Excerpted from Barberbiz Blog

Try This and See What Happens

Greg Knight, vice president of  PMPA member AMT Machine Systems,  suggests conducting a little experiment. In a social setting with a group of people, try suggesting that manufacturing just might be an alternative to a traditional four-year college degree.

“The reaction will be, ‘No, my kid needs to go to college.’ A career in manufacturing is not seen as a legitimate choice,” said Knight. “You cannot change ideas on this in a short period of time. This is about cultural change and it will take a lot of time and a lot of work.”

In the recently released “Public Pulse on American Manufacturing” by Deloitte, only 33 percent of parents would encourage their child to pursue a career in manufacturing, only 19 percent of school systems are perceived to encourage students to pursue careers in manufacturing, and only 17 percent of students report being encouraged by their parents to pursue a career in manufacturing.

= EXERCISE =
Answer these questions from the excerpt on manufacturing careers above.
(a) Which company does Greg Knight serve as vice president?
(b) According to Knight, what two things will the cultural change take?
(c) What percentage of parents would encourage their child to pursue a career in manufacturing, according to the Deloitte report?

= ENTRIES PROVIDED =

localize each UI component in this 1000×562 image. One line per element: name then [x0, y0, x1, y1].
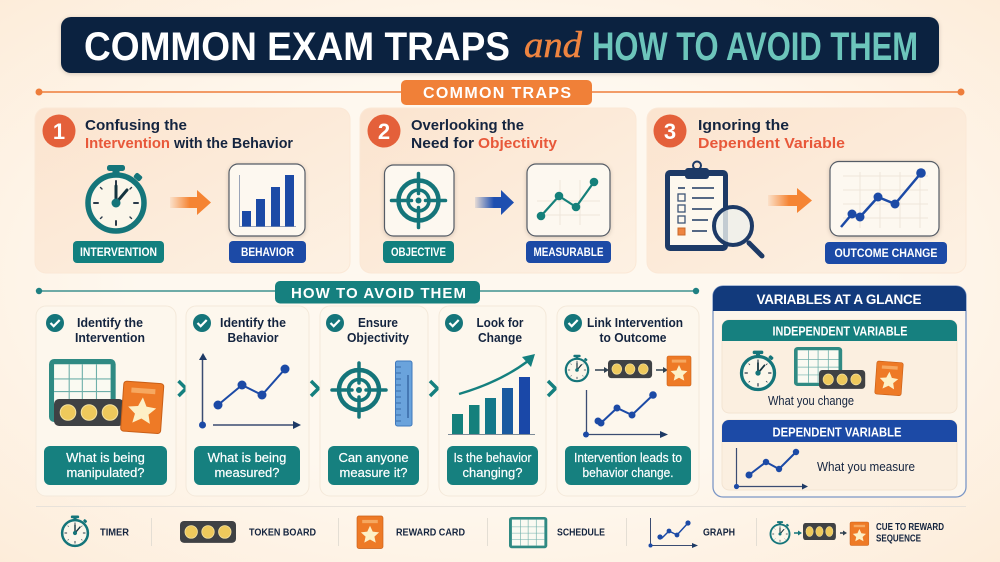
question box: Can anyone — [338, 450, 409, 465]
number badge 2 — [368, 114, 400, 148]
panel: step 1 — [36, 306, 176, 496]
number badge 1: 1 — [53, 119, 65, 144]
title: COMMON EXAM TRAPS — [84, 25, 510, 69]
check icon — [564, 314, 582, 332]
trap 1 heading: Intervention — [85, 135, 170, 152]
panel: trap 3 — [647, 108, 966, 273]
question box: What is being — [208, 450, 286, 465]
question box: changing? — [462, 465, 522, 480]
legend: cue to reward sequence — [770, 521, 944, 546]
legend: timer: TIMER — [100, 526, 129, 538]
objective target card — [384, 165, 454, 236]
panel: variables at a glance: VARIABLES AT A GLANCE — [756, 292, 922, 307]
arrow — [170, 190, 211, 215]
label: measurable — [526, 241, 611, 263]
trap 2 heading: Overlooking the — [411, 117, 524, 134]
legend: schedule: SCHEDULE — [557, 526, 605, 538]
panel: trap 2 — [360, 108, 636, 273]
legend: timer — [62, 516, 129, 546]
legend: reward card — [357, 516, 465, 548]
line graph — [583, 390, 668, 438]
step 1 heading: Intervention — [75, 331, 145, 345]
statement box: Intervention leads to — [574, 450, 682, 465]
dependent variable box — [722, 420, 957, 490]
heading: how to avoid them — [36, 281, 699, 304]
label: intervention: INTERVENTION — [80, 247, 157, 259]
arrow: chevron — [178, 381, 186, 396]
trap 2 heading: Objectivity — [478, 135, 558, 152]
number badge 1 — [42, 114, 76, 148]
panel: variables at a glance — [713, 286, 966, 497]
heading: how to avoid them: HOW TO AVOID THEM — [291, 285, 466, 302]
number badge 3 — [654, 114, 686, 148]
step 4 heading: Change — [478, 331, 522, 345]
independent variable box — [722, 320, 957, 413]
panel: trap 1 — [35, 108, 350, 273]
icon: timer — [88, 165, 144, 231]
question box: manipulated? — [66, 465, 145, 480]
number badge 3: 3 — [664, 119, 676, 144]
panel: step 4 — [439, 306, 546, 496]
step 3 heading: Objectivity — [347, 331, 409, 345]
heading: common traps: COMMON TRAPS — [423, 85, 571, 102]
independent variable box: INDEPENDENT VARIABLE — [772, 324, 908, 338]
question box: measure it? — [340, 465, 407, 480]
check icon — [326, 314, 344, 332]
label: outcome change — [825, 242, 947, 264]
measurable graph card — [527, 164, 610, 236]
outcome graph card — [830, 162, 939, 236]
trap 1 heading: with the Behavior — [173, 135, 293, 152]
step 2 heading: Identify the — [220, 316, 286, 330]
step 3 heading: Ensure — [358, 316, 398, 330]
icon: target — [332, 363, 386, 417]
question box: What is being — [66, 450, 145, 465]
label: objective — [383, 241, 454, 263]
legend: token board: TOKEN BOARD — [249, 526, 316, 538]
icon: clipboard with magnifier — [665, 162, 762, 256]
arrow — [768, 188, 812, 213]
trap 2 heading: Need for — [411, 135, 474, 152]
arrow: chevron — [311, 381, 318, 396]
legend: schedule — [509, 517, 605, 548]
title — [61, 17, 939, 73]
question box: measured? — [214, 465, 280, 480]
legend: token board — [180, 521, 316, 543]
behavior bar chart card — [229, 164, 305, 236]
panel: step 2 — [186, 306, 309, 496]
dependent variable box: What you measure — [817, 460, 915, 474]
legend: cue to reward sequence: SEQUENCE — [876, 534, 921, 544]
label: intervention — [73, 241, 164, 263]
check icon — [193, 314, 211, 332]
label: behavior — [229, 241, 306, 263]
legend: cue to reward sequence: CUE TO REWARD — [876, 522, 944, 533]
panel: step 3 — [320, 306, 428, 496]
step 5 heading: to Outcome — [600, 331, 667, 345]
label: outcome change: OUTCOME CHANGE — [834, 248, 938, 260]
question box — [44, 446, 167, 485]
arrow — [475, 190, 514, 215]
step 2 heading: Behavior — [228, 331, 279, 345]
statement box: behavior change. — [582, 465, 674, 480]
question box — [447, 446, 538, 485]
legend: graph: GRAPH — [703, 526, 735, 538]
step 1 heading: Identify the — [77, 316, 143, 330]
rising bar chart — [448, 354, 535, 434]
arrow: chevron — [430, 381, 438, 396]
step 4 heading: Look for — [476, 316, 524, 330]
label: objective: OBJECTIVE — [391, 247, 446, 259]
title: and — [524, 25, 583, 66]
dependent variable box: DEPENDENT VARIABLE — [772, 426, 902, 440]
label: behavior: BEHAVIOR — [241, 247, 295, 259]
legend: reward card: REWARD CARD — [396, 526, 465, 538]
number badge 2: 2 — [378, 119, 390, 144]
cue to reward sequence — [566, 355, 691, 386]
check icon — [445, 314, 463, 332]
label: measurable: MEASURABLE — [534, 247, 604, 259]
trap 1 heading: Confusing the — [85, 117, 187, 134]
question box — [194, 446, 300, 485]
heading: common traps — [36, 80, 964, 105]
panel: step 5 — [557, 306, 699, 496]
arrow: chevron — [548, 381, 556, 396]
icon: ruler — [396, 361, 412, 426]
step 5 heading: Link Intervention — [587, 316, 683, 330]
legend: graph — [648, 518, 735, 548]
statement box — [565, 446, 691, 485]
trap 3 heading: Dependent Variable — [698, 135, 845, 152]
question box — [328, 446, 419, 485]
check icon — [46, 314, 64, 332]
line graph — [199, 353, 301, 429]
independent variable box: What you change — [768, 394, 854, 408]
trap 3 heading: Ignoring the — [698, 117, 789, 134]
icon: schedule, token board, reward card — [49, 359, 164, 434]
question box: Is the behavior — [454, 450, 532, 465]
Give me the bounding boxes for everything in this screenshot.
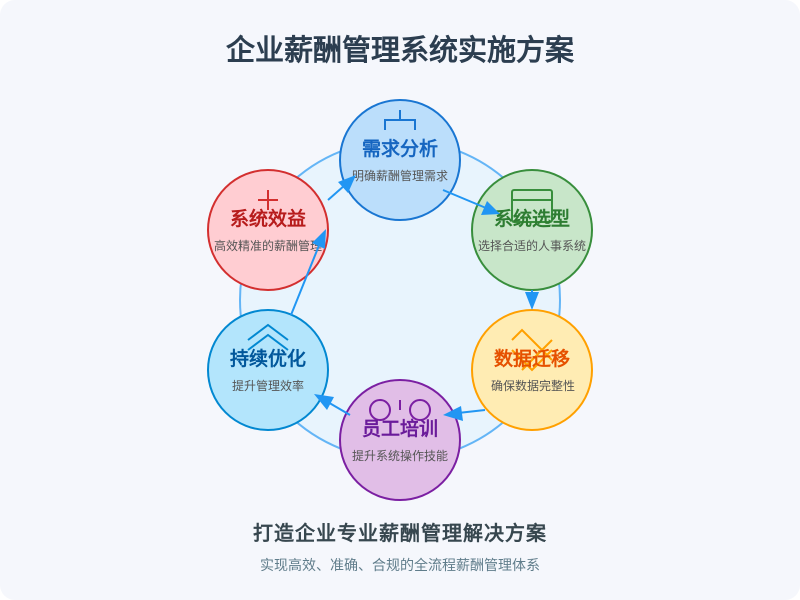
panel: 数据迁移 [472, 310, 592, 430]
arrow: 需求分析 to 系统选型 [443, 190, 500, 215]
icon: plus [258, 190, 278, 210]
arrow: 系统效益 to 需求分析 [328, 175, 356, 200]
text: 明确薪酬管理需求: 明确薪酬管理需求 [352, 168, 448, 183]
icon: org bracket [385, 110, 415, 130]
heading: 员工培训: 员工培训 [362, 417, 438, 440]
panel: 系统效益 [208, 170, 328, 290]
title: 企业薪酬管理系统实施方案 [226, 33, 575, 67]
text: 选择合适的人事系统: 选择合适的人事系统 [478, 238, 586, 253]
arrow: 员工培训 to 持续优化 [314, 394, 350, 415]
icon: double chevron [248, 325, 288, 350]
heading: 持续优化: 持续优化 [230, 347, 306, 370]
text: 提升管理效率: 提升管理效率 [232, 378, 304, 393]
text: 提升系统操作技能: 提升系统操作技能 [352, 448, 448, 463]
panel: 需求分析 [340, 100, 460, 220]
icon: two people [370, 400, 430, 420]
heading: 系统效益: 系统效益 [230, 207, 306, 230]
panel: 系统选型 [472, 170, 592, 290]
arrow: 持续优化 to 系统效益 [291, 229, 326, 315]
icon: window [512, 190, 552, 222]
arrow: 数据迁移 to 员工培训 [443, 406, 485, 421]
text: 确保数据完整性: 确保数据完整性 [491, 378, 575, 393]
text: 高效精准的薪酬管理: 高效精准的薪酬管理 [214, 238, 322, 253]
panel: 持续优化 [208, 310, 328, 430]
arrow: 系统选型 to 数据迁移 [525, 290, 539, 310]
subtitle: 打造企业专业薪酬管理解决方案 [253, 521, 547, 545]
heading: 数据迁移: 数据迁移 [494, 347, 570, 370]
heading: 需求分析: 需求分析 [362, 137, 438, 160]
heading: 系统选型: 系统选型 [494, 207, 570, 230]
footer note: 实现高效、准确、合规的全流程薪酬管理体系 [260, 557, 540, 573]
background ring [240, 140, 560, 460]
icon: crossing arrows [512, 330, 552, 370]
panel: 员工培训 [340, 380, 460, 500]
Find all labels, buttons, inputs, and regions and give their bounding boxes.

= RIGHT ANSWER =
(a) AMT Machine Systems
(b) A lot of time and a lot of work
(c) 33 percent